# What to work on:
Rewrite the material below with "Description with numbered items" changed to "Numbered description" everywhere it appears. Leave everything else as it is.

# Material provided:
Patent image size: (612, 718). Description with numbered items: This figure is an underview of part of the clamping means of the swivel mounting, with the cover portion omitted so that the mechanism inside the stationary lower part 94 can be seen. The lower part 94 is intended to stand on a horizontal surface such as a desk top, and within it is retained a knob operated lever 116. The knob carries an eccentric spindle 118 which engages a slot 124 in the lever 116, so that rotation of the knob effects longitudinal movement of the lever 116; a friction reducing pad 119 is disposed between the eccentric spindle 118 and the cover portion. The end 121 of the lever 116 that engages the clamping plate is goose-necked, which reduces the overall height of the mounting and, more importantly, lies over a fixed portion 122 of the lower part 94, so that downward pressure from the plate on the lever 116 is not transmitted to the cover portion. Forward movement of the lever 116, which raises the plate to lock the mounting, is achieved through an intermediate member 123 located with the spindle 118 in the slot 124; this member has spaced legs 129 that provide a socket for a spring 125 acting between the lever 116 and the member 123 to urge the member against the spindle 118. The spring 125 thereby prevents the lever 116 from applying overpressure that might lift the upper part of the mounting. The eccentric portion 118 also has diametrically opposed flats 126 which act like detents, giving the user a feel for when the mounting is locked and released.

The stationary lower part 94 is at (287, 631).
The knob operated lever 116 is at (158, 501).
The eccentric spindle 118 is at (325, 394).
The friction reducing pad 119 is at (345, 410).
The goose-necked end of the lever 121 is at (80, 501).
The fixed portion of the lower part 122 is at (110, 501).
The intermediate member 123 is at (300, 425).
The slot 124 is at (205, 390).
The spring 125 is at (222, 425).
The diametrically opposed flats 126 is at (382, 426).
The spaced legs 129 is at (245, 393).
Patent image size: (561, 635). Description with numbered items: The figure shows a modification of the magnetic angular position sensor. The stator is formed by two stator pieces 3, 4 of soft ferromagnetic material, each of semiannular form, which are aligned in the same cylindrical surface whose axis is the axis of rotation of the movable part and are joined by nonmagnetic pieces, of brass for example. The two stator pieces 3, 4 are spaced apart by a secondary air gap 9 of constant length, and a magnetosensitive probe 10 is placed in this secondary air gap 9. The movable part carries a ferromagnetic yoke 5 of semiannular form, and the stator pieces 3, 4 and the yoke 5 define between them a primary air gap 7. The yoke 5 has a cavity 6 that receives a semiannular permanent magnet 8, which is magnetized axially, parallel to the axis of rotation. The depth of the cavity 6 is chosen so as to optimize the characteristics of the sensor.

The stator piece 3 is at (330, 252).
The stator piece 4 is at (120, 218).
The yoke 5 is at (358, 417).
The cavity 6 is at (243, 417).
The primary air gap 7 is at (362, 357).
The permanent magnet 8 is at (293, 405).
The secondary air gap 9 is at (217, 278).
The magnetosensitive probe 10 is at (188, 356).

# Response below:
Patent image size: (612, 718). Numbered description: This figure is an underview of part of the clamping means of the swivel mounting, with the cover portion omitted so that the mechanism inside the stationary lower part 94 can be seen. The lower part 94 is intended to stand on a horizontal surface such as a desk top, and within it is retained a knob operated lever 116. The knob carries an eccentric spindle 118 which engages a slot 124 in the lever 116, so that rotation of the knob effects longitudinal movement of the lever 116; a friction reducing pad 119 is disposed between the eccentric spindle 118 and the cover portion. The end 121 of the lever 116 that engages the clamping plate is goose-necked, which reduces the overall height of the mounting and, more importantly, lies over a fixed portion 122 of the lower part 94, so that downward pressure from the plate on the lever 116 is not transmitted to the cover portion. Forward movement of the lever 116, which raises the plate to lock the mounting, is achieved through an intermediate member 123 located with the spindle 118 in the slot 124; this member has spaced legs 129 that provide a socket for a spring 125 acting between the lever 116 and the member 123 to urge the member against the spindle 118. The spring 125 thereby prevents the lever 116 from applying overpressure that might lift the upper part of the mounting. The eccentric portion 118 also has diametrically opposed flats 126 which act like detents, giving the user a feel for when the mounting is locked and released.

The stationary lower part 94 is at (287, 631).
The knob operated lever 116 is at (158, 501).
The eccentric spindle 118 is at (325, 394).
The friction reducing pad 119 is at (345, 410).
The goose-necked end of the lever 121 is at (80, 501).
The fixed portion of the lower part 122 is at (110, 501).
The intermediate member 123 is at (300, 425).
The slot 124 is at (205, 390).
The spring 125 is at (222, 425).
The diametrically opposed flats 126 is at (382, 426).
The spaced legs 129 is at (245, 393).
Patent image size: (561, 635). Numbered description: The figure shows a modification of the magnetic angular position sensor. The stator is formed by two stator pieces 3, 4 of soft ferromagnetic material, each of semiannular form, which are aligned in the same cylindrical surface whose axis is the axis of rotation of the movable part and are joined by nonmagnetic pieces, of brass for example. The two stator pieces 3, 4 are spaced apart by a secondary air gap 9 of constant length, and a magnetosensitive probe 10 is placed in this secondary air gap 9. The movable part carries a ferromagnetic yoke 5 of semiannular form, and the stator pieces 3, 4 and the yoke 5 define between them a primary air gap 7. The yoke 5 has a cavity 6 that receives a semiannular permanent magnet 8, which is magnetized axially, parallel to the axis of rotation. The depth of the cavity 6 is chosen so as to optimize the characteristics of the sensor.

The stator piece 3 is at (330, 252).
The stator piece 4 is at (120, 218).
The yoke 5 is at (358, 417).
The cavity 6 is at (243, 417).
The primary air gap 7 is at (362, 357).
The permanent magnet 8 is at (293, 405).
The secondary air gap 9 is at (217, 278).
The magnetosensitive probe 10 is at (188, 356).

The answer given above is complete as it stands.